** GIVEN RECORDS **

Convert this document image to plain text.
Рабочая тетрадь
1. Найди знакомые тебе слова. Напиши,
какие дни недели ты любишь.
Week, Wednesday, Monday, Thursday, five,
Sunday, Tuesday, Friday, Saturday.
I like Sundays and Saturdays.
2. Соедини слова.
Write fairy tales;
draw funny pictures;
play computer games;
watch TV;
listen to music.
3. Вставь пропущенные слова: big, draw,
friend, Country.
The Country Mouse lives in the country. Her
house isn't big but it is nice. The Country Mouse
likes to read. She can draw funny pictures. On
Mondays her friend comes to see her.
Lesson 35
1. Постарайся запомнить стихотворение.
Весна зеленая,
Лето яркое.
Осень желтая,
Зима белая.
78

** WHAT TO DO **
Print the records above exactly as they appear.

** OUTPUT OF THE EXERCISE **
Convert this document image to plain text.
Рабочая тетрадь
1. Найди знакомые тебе слова. Напиши,
какие дни недели ты любишь.
Week, Wednesday, Monday, Thursday, five,
Sunday, Tuesday, Friday, Saturday.
I like Sundays and Saturdays.
2. Соедини слова.
Write fairy tales;
draw funny pictures;
play computer games;
watch TV;
listen to music.
3. Вставь пропущенные слова: big, draw,
friend, Country.
The Country Mouse lives in the country. Her
house isn't big but it is nice. The Country Mouse
likes to read. She can draw funny pictures. On
Mondays her friend comes to see her.
Lesson 35
1. Постарайся запомнить стихотворение.
Весна зеленая,
Лето яркое.
Осень желтая,
Зима белая.
78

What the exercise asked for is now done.